** Brief **
Locate every line that holds the string "right" and copy it.

** Material provided **

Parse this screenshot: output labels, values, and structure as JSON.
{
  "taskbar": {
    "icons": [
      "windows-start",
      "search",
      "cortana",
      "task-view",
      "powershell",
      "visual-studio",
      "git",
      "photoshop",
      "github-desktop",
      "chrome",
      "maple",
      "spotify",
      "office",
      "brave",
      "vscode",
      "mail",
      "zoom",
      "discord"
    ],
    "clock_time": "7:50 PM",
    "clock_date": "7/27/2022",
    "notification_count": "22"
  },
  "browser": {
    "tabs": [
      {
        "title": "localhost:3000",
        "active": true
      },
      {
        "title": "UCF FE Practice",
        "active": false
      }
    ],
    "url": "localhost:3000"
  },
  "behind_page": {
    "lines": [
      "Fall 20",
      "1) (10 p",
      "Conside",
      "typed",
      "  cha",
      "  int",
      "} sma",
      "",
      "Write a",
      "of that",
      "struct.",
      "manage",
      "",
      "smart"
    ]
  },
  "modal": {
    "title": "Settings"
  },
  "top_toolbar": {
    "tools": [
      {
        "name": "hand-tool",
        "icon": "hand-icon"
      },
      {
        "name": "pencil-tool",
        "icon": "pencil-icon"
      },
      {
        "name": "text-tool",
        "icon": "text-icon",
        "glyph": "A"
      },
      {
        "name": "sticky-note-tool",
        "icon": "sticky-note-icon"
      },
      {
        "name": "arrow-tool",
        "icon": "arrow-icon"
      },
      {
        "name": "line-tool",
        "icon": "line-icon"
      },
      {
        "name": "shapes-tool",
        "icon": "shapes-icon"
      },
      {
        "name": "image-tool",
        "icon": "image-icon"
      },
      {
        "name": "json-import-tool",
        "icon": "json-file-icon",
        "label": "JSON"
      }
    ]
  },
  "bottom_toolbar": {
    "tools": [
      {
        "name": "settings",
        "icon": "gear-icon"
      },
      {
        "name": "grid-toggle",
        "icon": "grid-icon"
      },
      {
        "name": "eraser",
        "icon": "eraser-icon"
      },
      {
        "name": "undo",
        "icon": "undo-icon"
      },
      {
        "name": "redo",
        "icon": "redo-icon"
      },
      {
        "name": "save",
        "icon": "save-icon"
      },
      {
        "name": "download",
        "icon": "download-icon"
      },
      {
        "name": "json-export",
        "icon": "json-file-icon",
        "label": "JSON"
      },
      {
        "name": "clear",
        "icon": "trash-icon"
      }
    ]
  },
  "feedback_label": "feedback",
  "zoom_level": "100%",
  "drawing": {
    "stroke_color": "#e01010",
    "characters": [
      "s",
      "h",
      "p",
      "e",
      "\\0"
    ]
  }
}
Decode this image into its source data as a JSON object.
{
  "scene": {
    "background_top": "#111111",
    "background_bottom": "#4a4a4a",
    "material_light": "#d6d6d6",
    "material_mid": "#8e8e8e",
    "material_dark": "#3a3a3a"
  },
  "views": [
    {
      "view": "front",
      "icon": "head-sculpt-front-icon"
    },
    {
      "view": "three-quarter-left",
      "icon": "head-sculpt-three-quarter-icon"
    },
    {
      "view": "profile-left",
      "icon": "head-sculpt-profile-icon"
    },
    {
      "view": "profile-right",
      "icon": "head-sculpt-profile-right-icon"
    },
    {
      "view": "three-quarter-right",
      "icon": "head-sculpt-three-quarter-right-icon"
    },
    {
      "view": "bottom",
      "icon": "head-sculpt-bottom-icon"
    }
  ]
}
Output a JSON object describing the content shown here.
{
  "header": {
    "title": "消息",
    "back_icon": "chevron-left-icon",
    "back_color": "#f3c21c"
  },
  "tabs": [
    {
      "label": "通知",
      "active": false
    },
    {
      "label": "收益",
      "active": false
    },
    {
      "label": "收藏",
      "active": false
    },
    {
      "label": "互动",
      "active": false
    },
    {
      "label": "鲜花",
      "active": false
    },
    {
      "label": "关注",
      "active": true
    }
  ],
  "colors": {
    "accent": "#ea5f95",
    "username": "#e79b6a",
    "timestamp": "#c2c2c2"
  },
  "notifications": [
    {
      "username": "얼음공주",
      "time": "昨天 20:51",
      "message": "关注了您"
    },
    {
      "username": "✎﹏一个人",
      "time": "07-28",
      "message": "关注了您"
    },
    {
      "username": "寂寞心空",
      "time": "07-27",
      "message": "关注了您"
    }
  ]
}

** Task response **
      "view": "profile-right",
      "icon": "head-sculpt-profile-right-icon"
      "view": "three-quarter-right",
      "icon": "head-sculpt-three-quarter-right-icon"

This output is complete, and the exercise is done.